▶ [What is expected] Your task is to transcribe the data in full.

▶ [Provided data]
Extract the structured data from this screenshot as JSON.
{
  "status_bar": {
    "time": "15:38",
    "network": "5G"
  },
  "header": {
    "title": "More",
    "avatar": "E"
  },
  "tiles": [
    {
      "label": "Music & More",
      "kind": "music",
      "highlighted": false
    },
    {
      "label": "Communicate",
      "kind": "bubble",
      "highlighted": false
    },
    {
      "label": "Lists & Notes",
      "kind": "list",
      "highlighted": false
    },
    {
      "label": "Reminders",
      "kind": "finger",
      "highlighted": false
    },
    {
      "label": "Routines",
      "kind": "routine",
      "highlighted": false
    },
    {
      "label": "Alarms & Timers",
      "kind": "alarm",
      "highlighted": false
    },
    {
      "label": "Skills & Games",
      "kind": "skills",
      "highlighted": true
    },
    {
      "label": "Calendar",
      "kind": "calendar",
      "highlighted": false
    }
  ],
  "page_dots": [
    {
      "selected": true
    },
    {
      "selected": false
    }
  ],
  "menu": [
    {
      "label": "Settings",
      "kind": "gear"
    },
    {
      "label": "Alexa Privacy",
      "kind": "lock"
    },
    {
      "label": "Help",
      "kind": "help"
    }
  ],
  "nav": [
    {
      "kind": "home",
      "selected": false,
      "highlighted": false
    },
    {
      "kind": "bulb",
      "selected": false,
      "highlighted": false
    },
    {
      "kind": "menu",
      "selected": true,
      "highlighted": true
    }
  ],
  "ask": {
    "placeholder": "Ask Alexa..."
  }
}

▶ [Written solution]
Extract the structured data from this screenshot as JSON.
{
  "status_bar": {
    "time": "15:38",
    "network": "5G"
  },
  "header": {
    "title": "More",
    "avatar": "E"
  },
  "tiles": [
    {
      "label": "Music & More",
      "kind": "music",
      "highlighted": false
    },
    {
      "label": "Communicate",
      "kind": "bubble",
      "highlighted": false
    },
    {
      "label": "Lists & Notes",
      "kind": "list",
      "highlighted": false
    },
    {
      "label": "Reminders",
      "kind": "finger",
      "highlighted": false
    },
    {
      "label": "Routines",
      "kind": "routine",
      "highlighted": false
    },
    {
      "label": "Alarms & Timers",
      "kind": "alarm",
      "highlighted": false
    },
    {
      "label": "Skills & Games",
      "kind": "skills",
      "highlighted": true
    },
    {
      "label": "Calendar",
      "kind": "calendar",
      "highlighted": false
    }
  ],
  "page_dots": [
    {
      "selected": true
    },
    {
      "selected": false
    }
  ],
  "menu": [
    {
      "label": "Settings",
      "kind": "gear"
    },
    {
      "label": "Alexa Privacy",
      "kind": "lock"
    },
    {
      "label": "Help",
      "kind": "help"
    }
  ],
  "nav": [
    {
      "kind": "home",
      "selected": false,
      "highlighted": false
    },
    {
      "kind": "bulb",
      "selected": false,
      "highlighted": false
    },
    {
      "kind": "menu",
      "selected": true,
      "highlighted": true
    }
  ],
  "ask": {
    "placeholder": "Ask Alexa..."
  }
}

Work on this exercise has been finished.